Render each line of the rows below as a JSON list of strings, one string per line, skipping blank lines and leaving out the pictures.

=======

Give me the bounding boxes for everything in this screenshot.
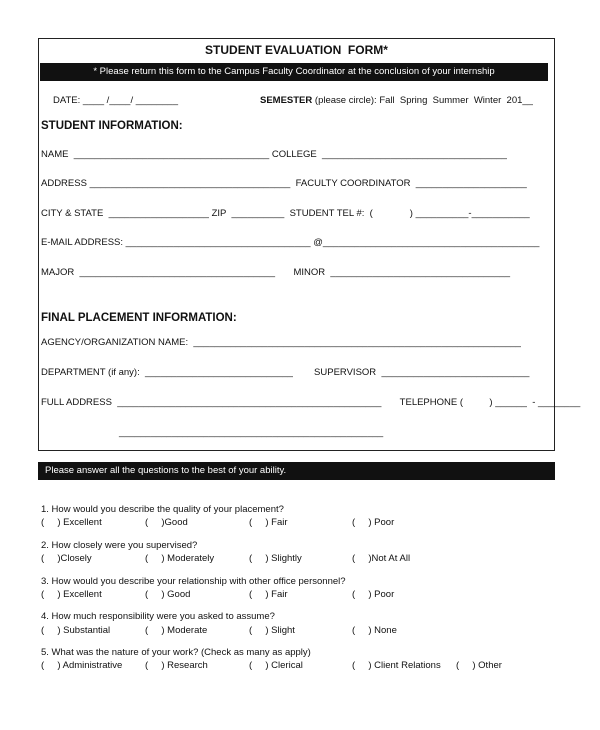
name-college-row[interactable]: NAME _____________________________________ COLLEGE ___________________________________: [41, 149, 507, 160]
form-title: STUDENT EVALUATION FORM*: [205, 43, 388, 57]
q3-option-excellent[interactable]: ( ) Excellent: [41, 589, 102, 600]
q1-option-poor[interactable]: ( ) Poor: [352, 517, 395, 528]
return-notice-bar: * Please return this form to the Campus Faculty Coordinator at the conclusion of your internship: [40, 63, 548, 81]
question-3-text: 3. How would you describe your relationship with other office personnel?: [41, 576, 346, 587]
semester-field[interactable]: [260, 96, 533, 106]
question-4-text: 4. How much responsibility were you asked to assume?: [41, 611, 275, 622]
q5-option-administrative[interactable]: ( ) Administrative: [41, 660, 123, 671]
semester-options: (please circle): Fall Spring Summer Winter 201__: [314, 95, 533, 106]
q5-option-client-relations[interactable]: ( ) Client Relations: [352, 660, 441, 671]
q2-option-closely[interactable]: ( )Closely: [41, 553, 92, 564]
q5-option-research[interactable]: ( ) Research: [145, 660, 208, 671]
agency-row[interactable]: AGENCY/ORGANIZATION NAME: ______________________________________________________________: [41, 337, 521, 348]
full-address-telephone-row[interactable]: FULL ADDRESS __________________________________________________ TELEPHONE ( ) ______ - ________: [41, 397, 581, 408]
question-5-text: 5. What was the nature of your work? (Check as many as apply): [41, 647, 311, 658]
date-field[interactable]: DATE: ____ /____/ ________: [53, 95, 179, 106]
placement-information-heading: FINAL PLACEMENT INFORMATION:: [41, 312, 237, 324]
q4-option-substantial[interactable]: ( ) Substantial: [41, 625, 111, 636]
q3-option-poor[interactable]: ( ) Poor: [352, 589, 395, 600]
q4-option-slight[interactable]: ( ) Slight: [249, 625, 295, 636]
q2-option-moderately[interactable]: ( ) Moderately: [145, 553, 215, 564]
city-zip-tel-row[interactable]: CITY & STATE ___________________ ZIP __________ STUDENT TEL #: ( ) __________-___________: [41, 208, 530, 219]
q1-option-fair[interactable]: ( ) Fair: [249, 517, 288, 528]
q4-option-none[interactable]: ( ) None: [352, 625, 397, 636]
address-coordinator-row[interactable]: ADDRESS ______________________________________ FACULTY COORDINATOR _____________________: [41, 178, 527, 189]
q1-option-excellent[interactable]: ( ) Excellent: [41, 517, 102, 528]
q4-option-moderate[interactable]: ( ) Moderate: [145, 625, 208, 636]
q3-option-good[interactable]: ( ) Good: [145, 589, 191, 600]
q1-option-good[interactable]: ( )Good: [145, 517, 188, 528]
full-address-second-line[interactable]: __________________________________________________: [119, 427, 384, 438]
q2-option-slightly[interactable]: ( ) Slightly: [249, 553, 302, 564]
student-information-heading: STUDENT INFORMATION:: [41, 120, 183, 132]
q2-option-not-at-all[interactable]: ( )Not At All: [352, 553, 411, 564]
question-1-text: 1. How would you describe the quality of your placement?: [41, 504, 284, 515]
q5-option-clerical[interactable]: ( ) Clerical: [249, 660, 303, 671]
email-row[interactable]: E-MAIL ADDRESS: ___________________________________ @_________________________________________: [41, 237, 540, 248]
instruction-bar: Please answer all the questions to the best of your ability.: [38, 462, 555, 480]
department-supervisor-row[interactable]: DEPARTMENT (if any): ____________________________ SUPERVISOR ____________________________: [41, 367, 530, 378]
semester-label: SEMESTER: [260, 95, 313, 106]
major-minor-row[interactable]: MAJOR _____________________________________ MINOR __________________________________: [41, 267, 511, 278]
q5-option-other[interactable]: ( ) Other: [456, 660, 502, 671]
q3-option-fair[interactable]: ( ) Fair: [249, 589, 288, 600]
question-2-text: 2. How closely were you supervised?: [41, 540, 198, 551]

=======

Solved exercise
[
  "Give me the bounding boxes for everything in this screenshot.",
  "name-college-row[interactable]: NAME _____________________________________ COLLEGE ___________________________________: [41, 149, 507, 160]",
  "form-title: STUDENT EVALUATION FORM*: [205, 43, 388, 57]",
  "q3-option-excellent[interactable]: ( ) Excellent: [41, 589, 102, 600]",
  "q1-option-poor[interactable]: ( ) Poor: [352, 517, 395, 528]",
  "return-notice-bar: * Please return this form to the Campus Faculty Coordinator at the conclusion of your internship: [40, 63, 548, 81]",
  "question-3-text: 3. How would you describe your relationship with other office personnel?: [41, 576, 346, 587]",
  "semester-field[interactable]: [260, 96, 533, 106]",
  "question-4-text: 4. How much responsibility were you asked to assume?: [41, 611, 275, 622]",
  "q5-option-administrative[interactable]: ( ) Administrative: [41, 660, 123, 671]",
  "semester-options: (please circle): Fall Spring Summer Winter 201__: [314, 95, 533, 106]",
  "q5-option-client-relations[interactable]: ( ) Client Relations: [352, 660, 441, 671]",
  "q2-option-closely[interactable]: ( )Closely: [41, 553, 92, 564]",
  "q5-option-research[interactable]: ( ) Research: [145, 660, 208, 671]",
  "agency-row[interactable]: AGENCY/ORGANIZATION NAME: ______________________________________________________________: [41, 337, 521, 348]",
  "full-address-telephone-row[interactable]: FULL ADDRESS __________________________________________________ TELEPHONE ( ) ______ - ________: [41, 397, 581, 408]",
  "question-5-text: 5. What was the nature of your work? (Check as many as apply): [41, 647, 311, 658]",
  "date-field[interactable]: DATE: ____ /____/ ________: [53, 95, 179, 106]",
  "placement-information-heading: FINAL PLACEMENT INFORMATION:: [41, 312, 237, 324]",
  "q4-option-substantial[interactable]: ( ) Substantial: [41, 625, 111, 636]",
  "q3-option-poor[interactable]: ( ) Poor: [352, 589, 395, 600]",
  "q4-option-slight[interactable]: ( ) Slight: [249, 625, 295, 636]",
  "q2-option-moderately[interactable]: ( ) Moderately: [145, 553, 215, 564]",
  "city-zip-tel-row[interactable]: CITY & STATE ___________________ ZIP __________ STUDENT TEL #: ( ) __________-___________: [41, 208, 530, 219]",
  "q1-option-fair[interactable]: ( ) Fair: [249, 517, 288, 528]",
  "q4-option-none[interactable]: ( ) None: [352, 625, 397, 636]",
  "address-coordinator-row[interactable]: ADDRESS ______________________________________ FACULTY COORDINATOR _____________________: [41, 178, 527, 189]",
  "q1-option-excellent[interactable]: ( ) Excellent: [41, 517, 102, 528]",
  "q4-option-moderate[interactable]: ( ) Moderate: [145, 625, 208, 636]",
  "q3-option-good[interactable]: ( ) Good: [145, 589, 191, 600]",
  "q1-option-good[interactable]: ( )Good: [145, 517, 188, 528]",
  "full-address-second-line[interactable]: __________________________________________________: [119, 427, 384, 438]",
  "q2-option-slightly[interactable]: ( ) Slightly: [249, 553, 302, 564]",
  "student-information-heading: STUDENT INFORMATION:: [41, 120, 183, 132]",
  "q2-option-not-at-all[interactable]: ( )Not At All: [352, 553, 411, 564]",
  "question-1-text: 1. How would you describe the quality of your placement?: [41, 504, 284, 515]",
  "q5-option-clerical[interactable]: ( ) Clerical: [249, 660, 303, 671]",
  "email-row[interactable]: E-MAIL ADDRESS: ___________________________________ @_________________________________________: [41, 237, 540, 248]",
  "instruction-bar: Please answer all the questions to the best of your ability.: [38, 462, 555, 480]",
  "department-supervisor-row[interactable]: DEPARTMENT (if any): ____________________________ SUPERVISOR ____________________________: [41, 367, 530, 378]",
  "semester-label: SEMESTER: [260, 95, 313, 106]",
  "major-minor-row[interactable]: MAJOR _____________________________________ MINOR __________________________________: [41, 267, 511, 278]",
  "q5-option-other[interactable]: ( ) Other: [456, 660, 502, 671]",
  "q3-option-fair[interactable]: ( ) Fair: [249, 589, 288, 600]",
  "question-2-text: 2. How closely were you supervised?: [41, 540, 198, 551]"
]